• [Text section]
--------------------

# CSOR & JTF2 Recruiting



## SheldonDVerge (4 Oct 2012)

In order to apply for one of these special grouples do you need experince in the combat arms trade? You might be saying "well obviously" but hear me out. I'm looking to going into Combat Engineer and after about 2-5 years of service I would like to try Special forces. DO they accept the combat engineer personal or only combat arms trade people like Infantry?


----------



## MikeL (4 Oct 2012)

ANY trade... I say again ANY trade can try out to be a JTF2 Assaulter or CSOR Operator..   As well Combat Arms pers can try out to be a Supporter in those units as well.


Also.. Combat Engineer is a Combat Arms trade..


If you spent 5 minutes doing your own research/searching you would have found this out.


----------



## blacktriangle (4 Oct 2012)

"Combat Engineer" 

"Combat Arms"

Think about it.


----------



## MikeL (4 Oct 2012)

I guess you forgot all about your thread from last year  :

http://forums.army.ca/forums/threads/99411/post-1018516.html#msg1018516



Looking at your posts it looks like you wanted to join the Navy.... then you were going into the Infantry Reserves.... now you want to join as a Combat Engineer..


Get into the CF first as a trade you would want to do for awhile(especially since you may not make it into CANSOF)...  then once you are trained up and in a unit you can start to think about CANSOFCOM.


----------



## Pte. Jay (4 Oct 2012)

@


----------



## MikeL (4 Oct 2012)

It's a good thing you came and posted(essentially repeating what I said) JayB or else the answer I gave would have no credibility  :


----------



## Journeyman (4 Oct 2012)

He's definitely on a roll    op:


----------



## Pte. Jay (4 Oct 2012)

Journeyman said:
			
		

> He's definitely on a roll    op:


LOL I am aren't I? I guess it's just a really good day


----------



## Pte. Jay (4 Oct 2012)

-Skeletor- said:
			
		

> It's a good thing you came and posted(essentially repeating what I said) JayB or else the answer I gave would have no credibility  :


LOL I thought I'd give him an example :O


----------



## JorgSlice (4 Oct 2012)

-Skeletor- said:
			
		

> It's a good thing you came and posted(essentially repeating what I said) JayB or else the answer I gave would have no credibility  :



 :tsktsk: We don't need you and your experience and time-in and real knowledge of how the CF operates plaguing our forums  :


----------



## aesop081 (4 Oct 2012)

The epiphany that lead to an apology is really working out.........


----------



## Jarnhamar (4 Oct 2012)

--------------------

• [Short problem]
From the forum thread on CSOR and JTF2 recruiting, reproduce verbatim the passage starting with "Looking at your" and going on through "think about CANSOFCOM.".

Stored data entries

--------------------

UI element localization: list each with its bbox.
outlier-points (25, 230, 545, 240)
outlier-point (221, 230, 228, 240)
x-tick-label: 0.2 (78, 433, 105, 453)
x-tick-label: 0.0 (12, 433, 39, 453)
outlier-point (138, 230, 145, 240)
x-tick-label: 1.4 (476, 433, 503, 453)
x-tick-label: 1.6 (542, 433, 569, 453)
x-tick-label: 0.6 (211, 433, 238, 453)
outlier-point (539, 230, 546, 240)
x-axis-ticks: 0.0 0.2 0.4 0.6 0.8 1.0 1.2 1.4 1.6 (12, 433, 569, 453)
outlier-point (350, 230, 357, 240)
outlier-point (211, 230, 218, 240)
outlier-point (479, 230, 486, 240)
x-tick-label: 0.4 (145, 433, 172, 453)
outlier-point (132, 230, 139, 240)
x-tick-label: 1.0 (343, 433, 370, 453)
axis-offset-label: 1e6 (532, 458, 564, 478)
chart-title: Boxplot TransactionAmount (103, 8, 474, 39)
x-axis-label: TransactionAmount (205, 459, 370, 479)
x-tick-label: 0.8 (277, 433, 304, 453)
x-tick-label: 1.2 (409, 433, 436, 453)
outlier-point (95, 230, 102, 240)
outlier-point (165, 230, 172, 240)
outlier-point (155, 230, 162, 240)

--------------------

• [Output]
Looking at your posts it looks like you wanted to join the Navy.... then you were going into the Infantry Reserves.... now you want to join as a Combat Engineer..


Get into the CF first as a trade you would want to do for awhile(especially since you may not make it into CANSOF)...  then once you are trained up and in a unit you can start to think about CANSOFCOM.